EXERCISE REQUIREMENTS:
Identify, in the records below, every line where the string "this" appears, and copy each such line.

RECORDED INFORMATION:
========================================
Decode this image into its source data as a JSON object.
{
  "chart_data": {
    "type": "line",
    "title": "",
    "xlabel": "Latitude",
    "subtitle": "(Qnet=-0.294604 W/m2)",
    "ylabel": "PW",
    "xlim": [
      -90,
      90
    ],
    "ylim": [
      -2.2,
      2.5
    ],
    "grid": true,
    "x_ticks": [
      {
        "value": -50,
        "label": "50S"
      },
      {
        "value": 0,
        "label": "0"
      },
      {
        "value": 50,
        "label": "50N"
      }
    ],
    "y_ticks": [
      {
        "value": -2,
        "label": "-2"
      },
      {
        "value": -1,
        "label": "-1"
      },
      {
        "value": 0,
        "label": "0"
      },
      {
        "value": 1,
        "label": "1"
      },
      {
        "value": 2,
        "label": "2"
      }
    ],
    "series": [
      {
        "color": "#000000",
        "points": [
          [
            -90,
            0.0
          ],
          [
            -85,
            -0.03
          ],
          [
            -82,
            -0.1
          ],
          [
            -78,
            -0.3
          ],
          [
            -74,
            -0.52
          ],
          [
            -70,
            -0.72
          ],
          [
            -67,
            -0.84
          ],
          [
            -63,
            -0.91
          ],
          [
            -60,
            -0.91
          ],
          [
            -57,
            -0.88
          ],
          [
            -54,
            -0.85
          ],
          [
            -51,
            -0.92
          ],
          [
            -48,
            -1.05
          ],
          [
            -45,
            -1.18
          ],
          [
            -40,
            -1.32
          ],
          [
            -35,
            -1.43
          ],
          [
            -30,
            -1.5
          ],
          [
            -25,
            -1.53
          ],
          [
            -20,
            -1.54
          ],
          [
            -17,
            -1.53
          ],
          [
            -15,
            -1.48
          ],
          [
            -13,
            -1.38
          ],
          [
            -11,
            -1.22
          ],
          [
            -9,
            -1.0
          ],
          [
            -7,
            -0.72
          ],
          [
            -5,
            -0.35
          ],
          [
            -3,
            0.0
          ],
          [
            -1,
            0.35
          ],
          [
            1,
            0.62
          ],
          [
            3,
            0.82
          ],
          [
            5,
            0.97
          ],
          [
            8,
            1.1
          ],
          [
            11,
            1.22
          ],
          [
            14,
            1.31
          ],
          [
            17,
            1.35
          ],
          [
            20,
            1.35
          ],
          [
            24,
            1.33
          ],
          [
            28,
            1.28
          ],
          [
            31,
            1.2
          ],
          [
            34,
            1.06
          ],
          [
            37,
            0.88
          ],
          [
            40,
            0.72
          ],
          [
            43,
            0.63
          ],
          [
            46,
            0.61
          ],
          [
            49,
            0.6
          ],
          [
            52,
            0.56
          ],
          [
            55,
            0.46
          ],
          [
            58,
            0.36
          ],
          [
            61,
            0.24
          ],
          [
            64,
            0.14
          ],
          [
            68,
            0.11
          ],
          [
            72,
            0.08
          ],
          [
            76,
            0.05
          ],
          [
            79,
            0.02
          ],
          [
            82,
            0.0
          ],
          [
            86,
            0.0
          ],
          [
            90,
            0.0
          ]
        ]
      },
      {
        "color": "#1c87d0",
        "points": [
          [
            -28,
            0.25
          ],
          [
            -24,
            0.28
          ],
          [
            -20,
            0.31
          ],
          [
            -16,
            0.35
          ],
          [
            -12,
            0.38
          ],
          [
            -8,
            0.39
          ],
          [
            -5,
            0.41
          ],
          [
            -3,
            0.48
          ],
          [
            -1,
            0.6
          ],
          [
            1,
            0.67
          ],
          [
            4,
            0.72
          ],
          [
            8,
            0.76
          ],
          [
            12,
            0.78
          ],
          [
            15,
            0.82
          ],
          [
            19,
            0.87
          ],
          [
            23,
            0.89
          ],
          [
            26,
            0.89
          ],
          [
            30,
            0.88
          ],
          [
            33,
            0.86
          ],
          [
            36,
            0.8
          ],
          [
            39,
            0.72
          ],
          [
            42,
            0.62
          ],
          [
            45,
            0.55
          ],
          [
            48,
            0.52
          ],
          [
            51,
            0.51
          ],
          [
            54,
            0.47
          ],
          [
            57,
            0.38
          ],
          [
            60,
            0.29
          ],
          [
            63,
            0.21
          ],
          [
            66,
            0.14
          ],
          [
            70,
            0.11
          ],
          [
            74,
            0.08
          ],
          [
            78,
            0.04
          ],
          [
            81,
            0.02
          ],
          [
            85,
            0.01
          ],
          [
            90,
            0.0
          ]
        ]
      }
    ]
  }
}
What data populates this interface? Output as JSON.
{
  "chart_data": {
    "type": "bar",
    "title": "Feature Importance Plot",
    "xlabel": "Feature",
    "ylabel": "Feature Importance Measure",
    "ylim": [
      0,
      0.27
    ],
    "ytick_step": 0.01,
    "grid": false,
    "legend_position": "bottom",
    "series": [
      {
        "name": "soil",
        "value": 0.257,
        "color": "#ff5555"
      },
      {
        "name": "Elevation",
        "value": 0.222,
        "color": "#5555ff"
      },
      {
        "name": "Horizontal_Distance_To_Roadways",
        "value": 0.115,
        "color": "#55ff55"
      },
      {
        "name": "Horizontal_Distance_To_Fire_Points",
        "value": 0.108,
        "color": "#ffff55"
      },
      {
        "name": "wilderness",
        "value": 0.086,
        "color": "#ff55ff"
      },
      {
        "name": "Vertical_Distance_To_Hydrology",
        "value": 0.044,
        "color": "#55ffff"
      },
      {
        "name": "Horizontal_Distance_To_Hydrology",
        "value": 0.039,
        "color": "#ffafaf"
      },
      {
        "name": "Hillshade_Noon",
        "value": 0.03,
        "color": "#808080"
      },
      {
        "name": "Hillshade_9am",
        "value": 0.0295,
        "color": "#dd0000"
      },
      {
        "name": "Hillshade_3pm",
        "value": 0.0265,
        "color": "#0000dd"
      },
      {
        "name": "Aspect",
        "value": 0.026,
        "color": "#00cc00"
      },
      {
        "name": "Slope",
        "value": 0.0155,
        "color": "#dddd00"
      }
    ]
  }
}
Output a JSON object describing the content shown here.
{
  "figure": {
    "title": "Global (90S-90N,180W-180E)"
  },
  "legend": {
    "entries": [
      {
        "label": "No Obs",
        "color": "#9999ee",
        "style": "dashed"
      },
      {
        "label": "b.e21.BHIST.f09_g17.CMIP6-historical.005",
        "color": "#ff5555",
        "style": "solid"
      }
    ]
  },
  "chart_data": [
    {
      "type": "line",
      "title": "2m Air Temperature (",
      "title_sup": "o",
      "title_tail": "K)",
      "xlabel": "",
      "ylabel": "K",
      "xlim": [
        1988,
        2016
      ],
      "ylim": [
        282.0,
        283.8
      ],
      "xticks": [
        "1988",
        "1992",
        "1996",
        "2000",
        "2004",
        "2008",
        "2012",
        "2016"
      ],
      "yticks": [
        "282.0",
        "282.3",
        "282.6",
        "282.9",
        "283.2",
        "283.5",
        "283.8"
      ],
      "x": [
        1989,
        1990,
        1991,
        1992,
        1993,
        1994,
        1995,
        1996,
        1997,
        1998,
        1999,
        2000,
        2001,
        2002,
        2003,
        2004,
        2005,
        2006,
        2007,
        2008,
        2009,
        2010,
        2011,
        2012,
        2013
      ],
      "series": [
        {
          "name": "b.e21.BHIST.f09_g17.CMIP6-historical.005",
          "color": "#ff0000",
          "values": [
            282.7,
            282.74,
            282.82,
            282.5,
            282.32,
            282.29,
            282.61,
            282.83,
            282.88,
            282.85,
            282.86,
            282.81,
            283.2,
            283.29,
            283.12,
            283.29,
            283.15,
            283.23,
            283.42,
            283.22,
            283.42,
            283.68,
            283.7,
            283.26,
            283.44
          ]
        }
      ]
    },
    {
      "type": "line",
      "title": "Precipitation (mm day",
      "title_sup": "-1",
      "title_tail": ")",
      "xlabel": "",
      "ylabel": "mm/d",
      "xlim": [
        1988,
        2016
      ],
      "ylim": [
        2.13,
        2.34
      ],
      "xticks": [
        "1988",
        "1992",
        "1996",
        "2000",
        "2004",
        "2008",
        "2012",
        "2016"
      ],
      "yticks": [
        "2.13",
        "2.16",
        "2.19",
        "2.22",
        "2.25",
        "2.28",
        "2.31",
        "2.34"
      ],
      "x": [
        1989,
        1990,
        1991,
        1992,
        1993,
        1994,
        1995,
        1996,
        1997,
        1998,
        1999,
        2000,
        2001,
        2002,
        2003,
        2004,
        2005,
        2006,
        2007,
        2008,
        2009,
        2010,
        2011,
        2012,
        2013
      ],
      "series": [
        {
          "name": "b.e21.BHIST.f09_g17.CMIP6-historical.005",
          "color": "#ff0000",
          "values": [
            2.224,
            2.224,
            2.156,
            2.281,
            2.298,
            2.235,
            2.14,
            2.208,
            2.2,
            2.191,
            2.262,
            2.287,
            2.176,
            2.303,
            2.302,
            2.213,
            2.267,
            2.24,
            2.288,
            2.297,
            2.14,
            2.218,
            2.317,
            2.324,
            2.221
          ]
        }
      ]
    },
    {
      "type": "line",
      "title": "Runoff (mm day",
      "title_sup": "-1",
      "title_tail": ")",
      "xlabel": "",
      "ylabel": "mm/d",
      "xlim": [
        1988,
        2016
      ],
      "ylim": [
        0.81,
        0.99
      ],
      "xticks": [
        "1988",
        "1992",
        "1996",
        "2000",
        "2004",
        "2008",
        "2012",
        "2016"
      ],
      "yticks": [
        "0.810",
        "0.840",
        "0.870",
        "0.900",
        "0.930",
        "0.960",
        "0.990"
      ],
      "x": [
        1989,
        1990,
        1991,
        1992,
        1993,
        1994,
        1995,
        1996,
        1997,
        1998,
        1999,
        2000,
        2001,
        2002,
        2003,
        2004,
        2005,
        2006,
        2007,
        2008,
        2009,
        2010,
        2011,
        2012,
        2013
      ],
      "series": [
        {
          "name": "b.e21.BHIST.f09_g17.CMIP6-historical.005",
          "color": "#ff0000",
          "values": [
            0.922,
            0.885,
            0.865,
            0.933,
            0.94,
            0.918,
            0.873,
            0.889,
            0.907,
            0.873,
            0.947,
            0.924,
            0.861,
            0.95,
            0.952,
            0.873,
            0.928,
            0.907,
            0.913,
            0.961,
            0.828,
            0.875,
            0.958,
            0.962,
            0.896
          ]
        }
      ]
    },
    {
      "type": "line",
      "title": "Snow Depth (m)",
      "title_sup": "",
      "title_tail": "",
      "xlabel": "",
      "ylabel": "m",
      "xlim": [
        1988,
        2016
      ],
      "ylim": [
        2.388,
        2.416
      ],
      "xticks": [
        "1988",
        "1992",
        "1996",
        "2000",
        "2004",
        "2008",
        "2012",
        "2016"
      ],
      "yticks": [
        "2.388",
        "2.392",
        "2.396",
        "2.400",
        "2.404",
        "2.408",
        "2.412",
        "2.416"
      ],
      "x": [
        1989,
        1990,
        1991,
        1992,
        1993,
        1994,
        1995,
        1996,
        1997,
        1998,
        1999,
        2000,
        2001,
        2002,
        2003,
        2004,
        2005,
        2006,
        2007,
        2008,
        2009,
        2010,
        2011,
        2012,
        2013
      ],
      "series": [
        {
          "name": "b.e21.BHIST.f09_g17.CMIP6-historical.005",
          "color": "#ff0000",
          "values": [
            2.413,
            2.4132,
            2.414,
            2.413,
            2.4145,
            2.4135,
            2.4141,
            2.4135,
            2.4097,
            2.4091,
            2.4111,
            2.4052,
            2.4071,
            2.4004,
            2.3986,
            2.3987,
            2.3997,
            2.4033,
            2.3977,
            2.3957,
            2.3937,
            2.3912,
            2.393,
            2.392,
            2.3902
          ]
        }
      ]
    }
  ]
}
========================================
RESPONSE:
Decode this image into its source data as a JSON object.
What data populates this interface? Output as JSON.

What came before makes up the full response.